[Records contained in a dataset]
★ ★ ★ ★ ★
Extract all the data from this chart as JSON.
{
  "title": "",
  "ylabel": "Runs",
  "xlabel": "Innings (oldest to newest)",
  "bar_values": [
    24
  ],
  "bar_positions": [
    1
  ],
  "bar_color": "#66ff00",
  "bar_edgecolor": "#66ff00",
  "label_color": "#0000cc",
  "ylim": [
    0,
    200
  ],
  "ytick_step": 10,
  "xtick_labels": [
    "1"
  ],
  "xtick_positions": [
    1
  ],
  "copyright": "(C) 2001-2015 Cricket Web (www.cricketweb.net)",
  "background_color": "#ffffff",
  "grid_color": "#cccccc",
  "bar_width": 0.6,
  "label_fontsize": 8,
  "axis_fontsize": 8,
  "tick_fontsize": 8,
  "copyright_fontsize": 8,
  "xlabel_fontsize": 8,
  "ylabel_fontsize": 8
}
★ ★ ★ ★ ★
• [Required task]
Restate the data above word for word.

• [Response]
Extract all the data from this chart as JSON.
{
  "title": "",
  "ylabel": "Runs",
  "xlabel": "Innings (oldest to newest)",
  "bar_values": [
    24
  ],
  "bar_positions": [
    1
  ],
  "bar_color": "#66ff00",
  "bar_edgecolor": "#66ff00",
  "label_color": "#0000cc",
  "ylim": [
    0,
    200
  ],
  "ytick_step": 10,
  "xtick_labels": [
    "1"
  ],
  "xtick_positions": [
    1
  ],
  "copyright": "(C) 2001-2015 Cricket Web (www.cricketweb.net)",
  "background_color": "#ffffff",
  "grid_color": "#cccccc",
  "bar_width": 0.6,
  "label_fontsize": 8,
  "axis_fontsize": 8,
  "tick_fontsize": 8,
  "copyright_fontsize": 8,
  "xlabel_fontsize": 8,
  "ylabel_fontsize": 8
}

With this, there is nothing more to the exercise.